- **Task to carry out**:
Copy out the listing exactly.

(begin)

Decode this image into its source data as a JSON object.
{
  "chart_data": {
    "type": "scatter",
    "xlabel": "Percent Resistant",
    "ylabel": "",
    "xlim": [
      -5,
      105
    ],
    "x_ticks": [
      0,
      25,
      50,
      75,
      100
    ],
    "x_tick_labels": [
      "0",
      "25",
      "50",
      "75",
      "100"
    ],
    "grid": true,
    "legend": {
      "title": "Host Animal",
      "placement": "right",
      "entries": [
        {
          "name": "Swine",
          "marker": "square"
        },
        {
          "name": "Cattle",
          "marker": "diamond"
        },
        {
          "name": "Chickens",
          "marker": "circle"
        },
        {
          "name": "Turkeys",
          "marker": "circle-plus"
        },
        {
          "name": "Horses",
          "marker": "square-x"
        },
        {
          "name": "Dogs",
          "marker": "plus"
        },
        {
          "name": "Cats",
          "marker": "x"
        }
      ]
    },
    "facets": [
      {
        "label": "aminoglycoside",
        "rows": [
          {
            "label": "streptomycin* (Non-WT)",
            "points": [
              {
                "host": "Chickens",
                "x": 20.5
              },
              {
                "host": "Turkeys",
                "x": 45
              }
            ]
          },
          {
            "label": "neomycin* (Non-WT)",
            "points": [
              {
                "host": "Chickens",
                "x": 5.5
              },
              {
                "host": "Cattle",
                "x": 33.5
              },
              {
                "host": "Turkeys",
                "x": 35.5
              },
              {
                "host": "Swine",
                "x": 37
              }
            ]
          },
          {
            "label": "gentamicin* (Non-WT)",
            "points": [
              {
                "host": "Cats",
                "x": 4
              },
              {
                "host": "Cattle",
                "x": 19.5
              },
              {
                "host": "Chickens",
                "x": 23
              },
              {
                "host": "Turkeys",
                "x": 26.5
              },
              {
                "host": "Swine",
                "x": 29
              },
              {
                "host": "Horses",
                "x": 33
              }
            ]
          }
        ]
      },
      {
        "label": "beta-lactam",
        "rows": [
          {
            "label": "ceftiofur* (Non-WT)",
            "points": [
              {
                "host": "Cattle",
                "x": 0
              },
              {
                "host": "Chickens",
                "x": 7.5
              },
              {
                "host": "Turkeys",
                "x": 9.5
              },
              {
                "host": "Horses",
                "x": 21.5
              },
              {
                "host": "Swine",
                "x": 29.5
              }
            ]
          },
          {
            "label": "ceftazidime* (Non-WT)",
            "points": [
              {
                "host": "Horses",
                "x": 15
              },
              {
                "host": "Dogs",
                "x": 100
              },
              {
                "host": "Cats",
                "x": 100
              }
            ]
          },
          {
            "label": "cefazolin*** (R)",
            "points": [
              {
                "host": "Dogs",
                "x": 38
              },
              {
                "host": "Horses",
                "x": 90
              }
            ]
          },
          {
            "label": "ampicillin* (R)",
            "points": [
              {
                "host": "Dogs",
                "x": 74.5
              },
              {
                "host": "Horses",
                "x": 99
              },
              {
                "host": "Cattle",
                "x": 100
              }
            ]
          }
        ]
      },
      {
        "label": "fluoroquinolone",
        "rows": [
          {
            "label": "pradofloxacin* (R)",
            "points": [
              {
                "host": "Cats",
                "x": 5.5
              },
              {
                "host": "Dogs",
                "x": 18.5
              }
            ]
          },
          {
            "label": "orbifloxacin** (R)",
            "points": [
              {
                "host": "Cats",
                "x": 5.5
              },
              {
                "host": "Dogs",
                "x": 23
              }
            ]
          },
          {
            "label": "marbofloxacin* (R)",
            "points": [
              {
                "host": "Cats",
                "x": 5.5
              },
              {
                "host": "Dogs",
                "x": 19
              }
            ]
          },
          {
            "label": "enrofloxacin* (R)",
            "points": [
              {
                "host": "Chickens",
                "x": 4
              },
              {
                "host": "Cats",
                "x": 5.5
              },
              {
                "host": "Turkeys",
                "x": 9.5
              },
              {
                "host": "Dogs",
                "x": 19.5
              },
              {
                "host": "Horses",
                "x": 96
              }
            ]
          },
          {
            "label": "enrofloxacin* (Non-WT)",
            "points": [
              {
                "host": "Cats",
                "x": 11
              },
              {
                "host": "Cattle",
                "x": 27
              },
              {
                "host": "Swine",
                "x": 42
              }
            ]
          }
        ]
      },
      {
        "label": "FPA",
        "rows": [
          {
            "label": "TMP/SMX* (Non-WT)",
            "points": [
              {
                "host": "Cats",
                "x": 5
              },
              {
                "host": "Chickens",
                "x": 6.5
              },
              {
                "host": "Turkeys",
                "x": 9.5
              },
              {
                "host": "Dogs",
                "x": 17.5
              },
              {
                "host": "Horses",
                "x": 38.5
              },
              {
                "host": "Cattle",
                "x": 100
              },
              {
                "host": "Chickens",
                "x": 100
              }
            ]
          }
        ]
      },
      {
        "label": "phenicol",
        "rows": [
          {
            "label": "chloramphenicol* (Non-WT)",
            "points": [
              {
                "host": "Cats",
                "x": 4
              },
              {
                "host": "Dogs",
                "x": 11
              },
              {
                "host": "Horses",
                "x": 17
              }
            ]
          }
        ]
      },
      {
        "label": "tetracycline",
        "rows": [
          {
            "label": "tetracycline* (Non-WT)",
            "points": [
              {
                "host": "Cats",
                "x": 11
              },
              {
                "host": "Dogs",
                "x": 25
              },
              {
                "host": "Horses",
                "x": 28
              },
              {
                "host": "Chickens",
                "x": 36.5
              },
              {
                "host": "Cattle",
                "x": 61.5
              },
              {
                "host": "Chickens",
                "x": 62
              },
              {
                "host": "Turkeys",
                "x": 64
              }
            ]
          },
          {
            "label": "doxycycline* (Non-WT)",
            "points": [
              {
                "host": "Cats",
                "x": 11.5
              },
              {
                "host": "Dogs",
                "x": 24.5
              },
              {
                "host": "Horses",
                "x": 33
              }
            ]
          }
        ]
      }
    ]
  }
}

(end)

- **Written answer**:
Decode this image into its source data as a JSON object.
{
  "chart_data": {
    "type": "scatter",
    "xlabel": "Percent Resistant",
    "ylabel": "",
    "xlim": [
      -5,
      105
    ],
    "x_ticks": [
      0,
      25,
      50,
      75,
      100
    ],
    "x_tick_labels": [
      "0",
      "25",
      "50",
      "75",
      "100"
    ],
    "grid": true,
    "legend": {
      "title": "Host Animal",
      "placement": "right",
      "entries": [
        {
          "name": "Swine",
          "marker": "square"
        },
        {
          "name": "Cattle",
          "marker": "diamond"
        },
        {
          "name": "Chickens",
          "marker": "circle"
        },
        {
          "name": "Turkeys",
          "marker": "circle-plus"
        },
        {
          "name": "Horses",
          "marker": "square-x"
        },
        {
          "name": "Dogs",
          "marker": "plus"
        },
        {
          "name": "Cats",
          "marker": "x"
        }
      ]
    },
    "facets": [
      {
        "label": "aminoglycoside",
        "rows": [
          {
            "label": "streptomycin* (Non-WT)",
            "points": [
              {
                "host": "Chickens",
                "x": 20.5
              },
              {
                "host": "Turkeys",
                "x": 45
              }
            ]
          },
          {
            "label": "neomycin* (Non-WT)",
            "points": [
              {
                "host": "Chickens",
                "x": 5.5
              },
              {
                "host": "Cattle",
                "x": 33.5
              },
              {
                "host": "Turkeys",
                "x": 35.5
              },
              {
                "host": "Swine",
                "x": 37
              }
            ]
          },
          {
            "label": "gentamicin* (Non-WT)",
            "points": [
              {
                "host": "Cats",
                "x": 4
              },
              {
                "host": "Cattle",
                "x": 19.5
              },
              {
                "host": "Chickens",
                "x": 23
              },
              {
                "host": "Turkeys",
                "x": 26.5
              },
              {
                "host": "Swine",
                "x": 29
              },
              {
                "host": "Horses",
                "x": 33
              }
            ]
          }
        ]
      },
      {
        "label": "beta-lactam",
        "rows": [
          {
            "label": "ceftiofur* (Non-WT)",
            "points": [
              {
                "host": "Cattle",
                "x": 0
              },
              {
                "host": "Chickens",
                "x": 7.5
              },
              {
                "host": "Turkeys",
                "x": 9.5
              },
              {
                "host": "Horses",
                "x": 21.5
              },
              {
                "host": "Swine",
                "x": 29.5
              }
            ]
          },
          {
            "label": "ceftazidime* (Non-WT)",
            "points": [
              {
                "host": "Horses",
                "x": 15
              },
              {
                "host": "Dogs",
                "x": 100
              },
              {
                "host": "Cats",
                "x": 100
              }
            ]
          },
          {
            "label": "cefazolin*** (R)",
            "points": [
              {
                "host": "Dogs",
                "x": 38
              },
              {
                "host": "Horses",
                "x": 90
              }
            ]
          },
          {
            "label": "ampicillin* (R)",
            "points": [
              {
                "host": "Dogs",
                "x": 74.5
              },
              {
                "host": "Horses",
                "x": 99
              },
              {
                "host": "Cattle",
                "x": 100
              }
            ]
          }
        ]
      },
      {
        "label": "fluoroquinolone",
        "rows": [
          {
            "label": "pradofloxacin* (R)",
            "points": [
              {
                "host": "Cats",
                "x": 5.5
              },
              {
                "host": "Dogs",
                "x": 18.5
              }
            ]
          },
          {
            "label": "orbifloxacin** (R)",
            "points": [
              {
                "host": "Cats",
                "x": 5.5
              },
              {
                "host": "Dogs",
                "x": 23
              }
            ]
          },
          {
            "label": "marbofloxacin* (R)",
            "points": [
              {
                "host": "Cats",
                "x": 5.5
              },
              {
                "host": "Dogs",
                "x": 19
              }
            ]
          },
          {
            "label": "enrofloxacin* (R)",
            "points": [
              {
                "host": "Chickens",
                "x": 4
              },
              {
                "host": "Cats",
                "x": 5.5
              },
              {
                "host": "Turkeys",
                "x": 9.5
              },
              {
                "host": "Dogs",
                "x": 19.5
              },
              {
                "host": "Horses",
                "x": 96
              }
            ]
          },
          {
            "label": "enrofloxacin* (Non-WT)",
            "points": [
              {
                "host": "Cats",
                "x": 11
              },
              {
                "host": "Cattle",
                "x": 27
              },
              {
                "host": "Swine",
                "x": 42
              }
            ]
          }
        ]
      },
      {
        "label": "FPA",
        "rows": [
          {
            "label": "TMP/SMX* (Non-WT)",
            "points": [
              {
                "host": "Cats",
                "x": 5
              },
              {
                "host": "Chickens",
                "x": 6.5
              },
              {
                "host": "Turkeys",
                "x": 9.5
              },
              {
                "host": "Dogs",
                "x": 17.5
              },
              {
                "host": "Horses",
                "x": 38.5
              },
              {
                "host": "Cattle",
                "x": 100
              },
              {
                "host": "Chickens",
                "x": 100
              }
            ]
          }
        ]
      },
      {
        "label": "phenicol",
        "rows": [
          {
            "label": "chloramphenicol* (Non-WT)",
            "points": [
              {
                "host": "Cats",
                "x": 4
              },
              {
                "host": "Dogs",
                "x": 11
              },
              {
                "host": "Horses",
                "x": 17
              }
            ]
          }
        ]
      },
      {
        "label": "tetracycline",
        "rows": [
          {
            "label": "tetracycline* (Non-WT)",
            "points": [
              {
                "host": "Cats",
                "x": 11
              },
              {
                "host": "Dogs",
                "x": 25
              },
              {
                "host": "Horses",
                "x": 28
              },
              {
                "host": "Chickens",
                "x": 36.5
              },
              {
                "host": "Cattle",
                "x": 61.5
              },
              {
                "host": "Chickens",
                "x": 62
              },
              {
                "host": "Turkeys",
                "x": 64
              }
            ]
          },
          {
            "label": "doxycycline* (Non-WT)",
            "points": [
              {
                "host": "Cats",
                "x": 11.5
              },
              {
                "host": "Dogs",
                "x": 24.5
              },
              {
                "host": "Horses",
                "x": 33
              }
            ]
          }
        ]
      }
    ]
  }
}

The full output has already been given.